= Task instructions =
All of the entries need to be written out again, exactly as they are.

Collection entries:
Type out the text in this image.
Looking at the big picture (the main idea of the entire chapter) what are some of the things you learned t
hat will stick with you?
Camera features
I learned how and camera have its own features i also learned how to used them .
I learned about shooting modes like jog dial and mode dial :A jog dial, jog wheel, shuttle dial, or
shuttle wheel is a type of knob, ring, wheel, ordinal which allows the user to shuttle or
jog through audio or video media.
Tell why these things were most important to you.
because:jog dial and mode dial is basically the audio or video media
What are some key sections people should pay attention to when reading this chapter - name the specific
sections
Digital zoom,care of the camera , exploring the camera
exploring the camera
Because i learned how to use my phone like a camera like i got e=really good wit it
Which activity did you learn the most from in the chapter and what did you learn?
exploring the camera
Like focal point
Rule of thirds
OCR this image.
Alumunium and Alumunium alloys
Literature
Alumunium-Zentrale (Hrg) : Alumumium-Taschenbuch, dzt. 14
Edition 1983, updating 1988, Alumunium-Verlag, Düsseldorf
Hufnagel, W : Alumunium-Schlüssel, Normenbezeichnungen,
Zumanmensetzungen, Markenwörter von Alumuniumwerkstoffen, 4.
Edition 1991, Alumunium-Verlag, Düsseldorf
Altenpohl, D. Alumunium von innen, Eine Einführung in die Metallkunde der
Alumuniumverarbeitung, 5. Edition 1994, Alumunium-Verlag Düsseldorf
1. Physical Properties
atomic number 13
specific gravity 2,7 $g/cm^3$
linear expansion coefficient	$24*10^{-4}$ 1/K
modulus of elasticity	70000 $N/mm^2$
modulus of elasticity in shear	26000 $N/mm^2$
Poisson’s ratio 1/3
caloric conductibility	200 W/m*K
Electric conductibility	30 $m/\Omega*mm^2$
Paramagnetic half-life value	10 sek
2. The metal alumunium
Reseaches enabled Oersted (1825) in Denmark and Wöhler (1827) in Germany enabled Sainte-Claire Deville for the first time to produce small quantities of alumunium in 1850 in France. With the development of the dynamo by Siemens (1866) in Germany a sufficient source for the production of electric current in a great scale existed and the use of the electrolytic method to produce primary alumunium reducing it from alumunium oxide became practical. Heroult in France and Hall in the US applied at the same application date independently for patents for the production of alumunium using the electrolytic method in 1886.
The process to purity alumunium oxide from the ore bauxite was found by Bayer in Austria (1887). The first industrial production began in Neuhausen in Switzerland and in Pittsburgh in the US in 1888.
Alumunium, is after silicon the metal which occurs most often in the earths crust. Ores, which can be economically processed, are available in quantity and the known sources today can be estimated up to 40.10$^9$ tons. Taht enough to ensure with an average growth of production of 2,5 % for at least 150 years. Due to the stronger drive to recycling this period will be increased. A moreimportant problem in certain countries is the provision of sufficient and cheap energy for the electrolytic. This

= Right answer =
Type out the text in this image.
Looking at the big picture (the main idea of the entire chapter) what are some of the things you learned t
hat will stick with you?
Camera features
I learned how and camera have its own features i also learned how to used them .
I learned about shooting modes like jog dial and mode dial :A jog dial, jog wheel, shuttle dial, or
shuttle wheel is a type of knob, ring, wheel, ordinal which allows the user to shuttle or
jog through audio or video media.
Tell why these things were most important to you.
because:jog dial and mode dial is basically the audio or video media
What are some key sections people should pay attention to when reading this chapter - name the specific
sections
Digital zoom,care of the camera , exploring the camera
exploring the camera
Because i learned how to use my phone like a camera like i got e=really good wit it
Which activity did you learn the most from in the chapter and what did you learn?
exploring the camera
Like focal point
Rule of thirds
OCR this image.
Alumunium and Alumunium alloys
Literature
Alumunium-Zentrale (Hrg) : Alumumium-Taschenbuch, dzt. 14
Edition 1983, updating 1988, Alumunium-Verlag, Düsseldorf
Hufnagel, W : Alumunium-Schlüssel, Normenbezeichnungen,
Zumanmensetzungen, Markenwörter von Alumuniumwerkstoffen, 4.
Edition 1991, Alumunium-Verlag, Düsseldorf
Altenpohl, D. Alumunium von innen, Eine Einführung in die Metallkunde der
Alumuniumverarbeitung, 5. Edition 1994, Alumunium-Verlag Düsseldorf
1. Physical Properties
atomic number 13
specific gravity 2,7 $g/cm^3$
linear expansion coefficient	$24*10^{-4}$ 1/K
modulus of elasticity	70000 $N/mm^2$
modulus of elasticity in shear	26000 $N/mm^2$
Poisson’s ratio 1/3
caloric conductibility	200 W/m*K
Electric conductibility	30 $m/\Omega*mm^2$
Paramagnetic half-life value	10 sek
2. The metal alumunium
Reseaches enabled Oersted (1825) in Denmark and Wöhler (1827) in Germany enabled Sainte-Claire Deville for the first time to produce small quantities of alumunium in 1850 in France. With the development of the dynamo by Siemens (1866) in Germany a sufficient source for the production of electric current in a great scale existed and the use of the electrolytic method to produce primary alumunium reducing it from alumunium oxide became practical. Heroult in France and Hall in the US applied at the same application date independently for patents for the production of alumunium using the electrolytic method in 1886.
The process to purity alumunium oxide from the ore bauxite was found by Bayer in Austria (1887). The first industrial production began in Neuhausen in Switzerland and in Pittsburgh in the US in 1888.
Alumunium, is after silicon the metal which occurs most often in the earths crust. Ores, which can be economically processed, are available in quantity and the known sources today can be estimated up to 40.10$^9$ tons. Taht enough to ensure with an average growth of production of 2,5 % for at least 150 years. Due to the stronger drive to recycling this period will be increased. A moreimportant problem in certain countries is the provision of sufficient and cheap energy for the electrolytic. This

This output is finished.